- TASK
From the entries below, please gather each line containing the string "background".

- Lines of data
- - - - -

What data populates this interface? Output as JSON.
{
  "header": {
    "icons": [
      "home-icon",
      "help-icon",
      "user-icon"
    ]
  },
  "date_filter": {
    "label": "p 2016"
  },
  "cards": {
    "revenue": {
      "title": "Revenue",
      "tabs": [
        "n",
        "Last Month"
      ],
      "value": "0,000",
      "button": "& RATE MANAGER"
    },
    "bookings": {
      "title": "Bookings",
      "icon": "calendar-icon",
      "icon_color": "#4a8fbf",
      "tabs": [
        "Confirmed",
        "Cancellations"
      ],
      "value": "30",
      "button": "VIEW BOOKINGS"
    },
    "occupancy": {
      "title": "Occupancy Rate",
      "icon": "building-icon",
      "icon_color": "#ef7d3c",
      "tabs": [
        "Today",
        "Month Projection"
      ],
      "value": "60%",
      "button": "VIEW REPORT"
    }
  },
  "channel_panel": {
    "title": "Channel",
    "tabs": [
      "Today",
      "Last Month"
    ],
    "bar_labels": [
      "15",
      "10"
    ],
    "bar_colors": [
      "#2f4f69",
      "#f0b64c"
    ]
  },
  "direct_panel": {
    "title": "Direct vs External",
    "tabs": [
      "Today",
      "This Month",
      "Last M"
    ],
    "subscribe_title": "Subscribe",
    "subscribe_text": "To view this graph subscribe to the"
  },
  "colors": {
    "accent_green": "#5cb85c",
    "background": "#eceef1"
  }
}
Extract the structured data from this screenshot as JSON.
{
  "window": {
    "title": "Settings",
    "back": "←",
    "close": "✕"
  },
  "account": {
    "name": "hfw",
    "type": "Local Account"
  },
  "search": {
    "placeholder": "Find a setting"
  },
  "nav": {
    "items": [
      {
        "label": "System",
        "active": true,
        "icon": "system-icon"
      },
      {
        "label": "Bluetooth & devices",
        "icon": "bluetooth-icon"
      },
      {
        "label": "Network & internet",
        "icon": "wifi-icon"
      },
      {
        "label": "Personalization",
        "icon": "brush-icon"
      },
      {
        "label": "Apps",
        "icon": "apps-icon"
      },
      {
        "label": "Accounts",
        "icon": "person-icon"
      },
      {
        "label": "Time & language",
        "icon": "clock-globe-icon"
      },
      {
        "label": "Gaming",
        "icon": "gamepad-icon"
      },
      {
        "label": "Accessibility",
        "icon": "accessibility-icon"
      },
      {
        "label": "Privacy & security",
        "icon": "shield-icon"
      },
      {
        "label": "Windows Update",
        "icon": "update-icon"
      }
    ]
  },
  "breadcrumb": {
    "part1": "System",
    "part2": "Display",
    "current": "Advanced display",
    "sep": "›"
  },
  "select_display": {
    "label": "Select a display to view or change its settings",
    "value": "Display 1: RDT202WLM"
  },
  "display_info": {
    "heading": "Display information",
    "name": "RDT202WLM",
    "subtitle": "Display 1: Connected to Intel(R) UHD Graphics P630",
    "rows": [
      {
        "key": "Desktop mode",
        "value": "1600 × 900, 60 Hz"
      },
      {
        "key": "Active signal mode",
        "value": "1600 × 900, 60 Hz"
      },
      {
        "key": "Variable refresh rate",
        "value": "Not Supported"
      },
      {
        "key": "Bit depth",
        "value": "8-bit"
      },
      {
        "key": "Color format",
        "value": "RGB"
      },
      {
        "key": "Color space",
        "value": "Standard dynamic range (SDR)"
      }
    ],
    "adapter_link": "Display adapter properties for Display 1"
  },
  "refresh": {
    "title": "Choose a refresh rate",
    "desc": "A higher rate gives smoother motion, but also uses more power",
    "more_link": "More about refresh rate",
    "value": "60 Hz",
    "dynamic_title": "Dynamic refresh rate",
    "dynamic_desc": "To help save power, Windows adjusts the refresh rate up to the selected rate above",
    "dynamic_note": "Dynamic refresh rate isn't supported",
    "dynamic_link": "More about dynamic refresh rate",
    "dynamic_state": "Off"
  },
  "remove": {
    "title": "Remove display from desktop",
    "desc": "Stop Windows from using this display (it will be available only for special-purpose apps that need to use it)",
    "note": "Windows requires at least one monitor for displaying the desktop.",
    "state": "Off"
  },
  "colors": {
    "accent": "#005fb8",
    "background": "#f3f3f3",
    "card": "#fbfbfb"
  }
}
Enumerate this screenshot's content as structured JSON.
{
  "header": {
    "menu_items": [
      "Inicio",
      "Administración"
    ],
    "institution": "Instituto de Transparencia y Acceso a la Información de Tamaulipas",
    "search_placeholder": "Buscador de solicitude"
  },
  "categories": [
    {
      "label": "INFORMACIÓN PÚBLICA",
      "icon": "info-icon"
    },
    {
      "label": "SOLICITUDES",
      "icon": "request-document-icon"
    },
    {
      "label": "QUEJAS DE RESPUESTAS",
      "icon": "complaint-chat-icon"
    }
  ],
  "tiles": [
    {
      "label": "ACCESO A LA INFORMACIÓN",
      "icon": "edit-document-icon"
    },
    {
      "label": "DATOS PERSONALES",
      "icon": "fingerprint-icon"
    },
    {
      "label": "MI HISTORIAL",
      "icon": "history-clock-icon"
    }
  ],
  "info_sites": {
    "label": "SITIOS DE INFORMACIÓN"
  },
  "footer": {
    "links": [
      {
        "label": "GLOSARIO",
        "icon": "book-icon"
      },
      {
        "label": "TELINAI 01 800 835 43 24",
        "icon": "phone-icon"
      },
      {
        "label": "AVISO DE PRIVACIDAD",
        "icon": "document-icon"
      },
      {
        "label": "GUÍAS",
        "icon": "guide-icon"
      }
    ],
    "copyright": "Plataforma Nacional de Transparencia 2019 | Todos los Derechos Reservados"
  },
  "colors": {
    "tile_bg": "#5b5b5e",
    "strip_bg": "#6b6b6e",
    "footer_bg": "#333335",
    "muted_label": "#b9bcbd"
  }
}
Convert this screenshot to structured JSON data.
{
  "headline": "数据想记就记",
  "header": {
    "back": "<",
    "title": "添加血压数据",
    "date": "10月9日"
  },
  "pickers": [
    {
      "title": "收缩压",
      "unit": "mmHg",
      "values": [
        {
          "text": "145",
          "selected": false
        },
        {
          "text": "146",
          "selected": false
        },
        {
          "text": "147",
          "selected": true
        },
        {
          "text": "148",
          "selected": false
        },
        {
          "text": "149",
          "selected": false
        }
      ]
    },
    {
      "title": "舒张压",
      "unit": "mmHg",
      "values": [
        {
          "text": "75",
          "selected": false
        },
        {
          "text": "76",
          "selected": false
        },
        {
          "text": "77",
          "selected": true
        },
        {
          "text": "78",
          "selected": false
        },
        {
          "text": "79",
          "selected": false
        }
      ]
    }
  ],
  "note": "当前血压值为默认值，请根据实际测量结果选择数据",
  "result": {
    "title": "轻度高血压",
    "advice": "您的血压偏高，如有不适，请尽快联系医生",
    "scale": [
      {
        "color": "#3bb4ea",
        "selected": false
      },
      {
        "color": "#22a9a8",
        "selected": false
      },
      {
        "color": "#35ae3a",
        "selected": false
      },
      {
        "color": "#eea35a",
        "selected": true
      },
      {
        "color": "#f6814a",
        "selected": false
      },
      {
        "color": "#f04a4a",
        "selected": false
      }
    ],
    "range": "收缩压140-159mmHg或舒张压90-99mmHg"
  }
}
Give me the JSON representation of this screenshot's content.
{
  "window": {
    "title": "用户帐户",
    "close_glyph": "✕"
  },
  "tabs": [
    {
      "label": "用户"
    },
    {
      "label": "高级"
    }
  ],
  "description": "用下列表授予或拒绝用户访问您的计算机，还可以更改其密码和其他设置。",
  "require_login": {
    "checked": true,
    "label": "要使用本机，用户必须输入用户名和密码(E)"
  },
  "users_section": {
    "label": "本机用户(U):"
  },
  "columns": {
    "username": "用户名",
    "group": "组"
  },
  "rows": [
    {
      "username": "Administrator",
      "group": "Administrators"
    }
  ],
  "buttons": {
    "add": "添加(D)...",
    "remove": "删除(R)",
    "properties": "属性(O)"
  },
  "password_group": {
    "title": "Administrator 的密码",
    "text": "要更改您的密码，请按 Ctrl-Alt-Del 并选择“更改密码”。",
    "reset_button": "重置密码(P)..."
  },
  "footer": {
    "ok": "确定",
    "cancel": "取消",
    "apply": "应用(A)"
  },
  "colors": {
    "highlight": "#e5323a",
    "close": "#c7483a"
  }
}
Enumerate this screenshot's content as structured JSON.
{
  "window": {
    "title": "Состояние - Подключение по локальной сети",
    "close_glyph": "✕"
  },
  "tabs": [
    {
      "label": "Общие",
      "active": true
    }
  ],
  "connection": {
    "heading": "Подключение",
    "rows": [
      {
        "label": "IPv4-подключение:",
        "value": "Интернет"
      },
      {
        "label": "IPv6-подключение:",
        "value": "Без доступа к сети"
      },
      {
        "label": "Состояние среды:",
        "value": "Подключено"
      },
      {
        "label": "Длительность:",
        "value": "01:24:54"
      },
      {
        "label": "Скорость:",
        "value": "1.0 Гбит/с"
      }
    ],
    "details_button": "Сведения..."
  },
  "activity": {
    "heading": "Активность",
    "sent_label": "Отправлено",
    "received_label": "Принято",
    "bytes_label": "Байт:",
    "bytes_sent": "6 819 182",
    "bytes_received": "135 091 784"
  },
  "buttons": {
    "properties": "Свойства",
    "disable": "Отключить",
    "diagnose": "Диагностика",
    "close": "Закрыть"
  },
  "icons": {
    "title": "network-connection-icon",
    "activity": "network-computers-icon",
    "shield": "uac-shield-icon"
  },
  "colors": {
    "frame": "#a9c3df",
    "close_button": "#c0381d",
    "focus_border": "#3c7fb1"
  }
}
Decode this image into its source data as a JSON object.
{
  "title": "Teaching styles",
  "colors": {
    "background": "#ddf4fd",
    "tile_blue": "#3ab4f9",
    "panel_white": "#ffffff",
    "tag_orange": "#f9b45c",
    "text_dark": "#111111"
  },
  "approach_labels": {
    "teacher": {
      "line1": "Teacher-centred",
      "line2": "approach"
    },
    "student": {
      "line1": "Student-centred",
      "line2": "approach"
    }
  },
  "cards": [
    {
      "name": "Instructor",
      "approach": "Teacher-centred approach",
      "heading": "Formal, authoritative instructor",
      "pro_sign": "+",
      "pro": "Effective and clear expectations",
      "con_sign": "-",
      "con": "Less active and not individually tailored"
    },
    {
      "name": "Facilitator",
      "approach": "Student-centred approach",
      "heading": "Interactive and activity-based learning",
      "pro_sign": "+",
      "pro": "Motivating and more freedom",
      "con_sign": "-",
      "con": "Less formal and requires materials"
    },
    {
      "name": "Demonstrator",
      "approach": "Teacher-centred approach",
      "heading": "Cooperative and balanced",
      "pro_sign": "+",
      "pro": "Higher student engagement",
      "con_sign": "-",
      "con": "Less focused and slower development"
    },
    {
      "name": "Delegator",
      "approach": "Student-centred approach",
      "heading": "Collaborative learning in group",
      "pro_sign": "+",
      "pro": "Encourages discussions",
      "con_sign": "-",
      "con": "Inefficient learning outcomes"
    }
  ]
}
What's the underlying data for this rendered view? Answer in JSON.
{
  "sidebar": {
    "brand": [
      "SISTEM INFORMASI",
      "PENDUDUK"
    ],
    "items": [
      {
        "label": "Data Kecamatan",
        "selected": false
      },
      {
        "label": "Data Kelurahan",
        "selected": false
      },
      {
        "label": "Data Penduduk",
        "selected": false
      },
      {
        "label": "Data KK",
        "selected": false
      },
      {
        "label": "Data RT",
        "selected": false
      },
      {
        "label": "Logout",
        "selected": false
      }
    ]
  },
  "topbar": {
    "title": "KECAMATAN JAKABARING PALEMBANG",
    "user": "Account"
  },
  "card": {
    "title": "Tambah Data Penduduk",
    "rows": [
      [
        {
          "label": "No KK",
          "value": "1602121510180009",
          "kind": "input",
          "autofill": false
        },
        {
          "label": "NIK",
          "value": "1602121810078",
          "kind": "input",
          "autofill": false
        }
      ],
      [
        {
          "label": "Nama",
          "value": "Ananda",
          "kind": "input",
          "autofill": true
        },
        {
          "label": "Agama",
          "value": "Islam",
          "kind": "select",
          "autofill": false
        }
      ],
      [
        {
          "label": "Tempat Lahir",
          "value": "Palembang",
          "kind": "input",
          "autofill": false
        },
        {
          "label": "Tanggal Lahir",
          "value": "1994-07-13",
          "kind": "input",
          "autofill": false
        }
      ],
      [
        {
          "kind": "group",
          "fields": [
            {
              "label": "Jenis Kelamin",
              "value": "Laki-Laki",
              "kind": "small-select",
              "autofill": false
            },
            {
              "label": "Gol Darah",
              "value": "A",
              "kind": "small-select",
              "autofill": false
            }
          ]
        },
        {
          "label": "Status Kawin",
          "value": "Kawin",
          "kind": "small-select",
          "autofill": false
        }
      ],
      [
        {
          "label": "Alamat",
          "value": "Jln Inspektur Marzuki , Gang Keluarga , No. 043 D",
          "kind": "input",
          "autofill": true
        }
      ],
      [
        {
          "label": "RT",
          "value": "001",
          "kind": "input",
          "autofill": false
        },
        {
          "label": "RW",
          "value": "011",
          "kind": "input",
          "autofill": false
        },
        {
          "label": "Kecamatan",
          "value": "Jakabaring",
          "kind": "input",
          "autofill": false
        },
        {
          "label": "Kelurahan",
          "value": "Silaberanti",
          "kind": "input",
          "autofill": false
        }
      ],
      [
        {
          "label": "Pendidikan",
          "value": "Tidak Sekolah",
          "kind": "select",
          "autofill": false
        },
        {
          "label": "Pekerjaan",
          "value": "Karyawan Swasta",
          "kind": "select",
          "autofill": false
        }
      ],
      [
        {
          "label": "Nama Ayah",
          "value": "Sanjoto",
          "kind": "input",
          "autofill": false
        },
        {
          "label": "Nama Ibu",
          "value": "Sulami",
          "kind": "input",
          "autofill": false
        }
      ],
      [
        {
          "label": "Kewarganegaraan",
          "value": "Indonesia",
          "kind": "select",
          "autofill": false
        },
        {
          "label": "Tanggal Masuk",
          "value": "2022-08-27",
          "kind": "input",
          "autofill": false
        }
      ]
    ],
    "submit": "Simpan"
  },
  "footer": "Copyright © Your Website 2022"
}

- - - - -

- EXERCISE RESPONSE
    "background": "#eceef1"
    "background": "#f3f3f3",
    "background": "#ddf4fd",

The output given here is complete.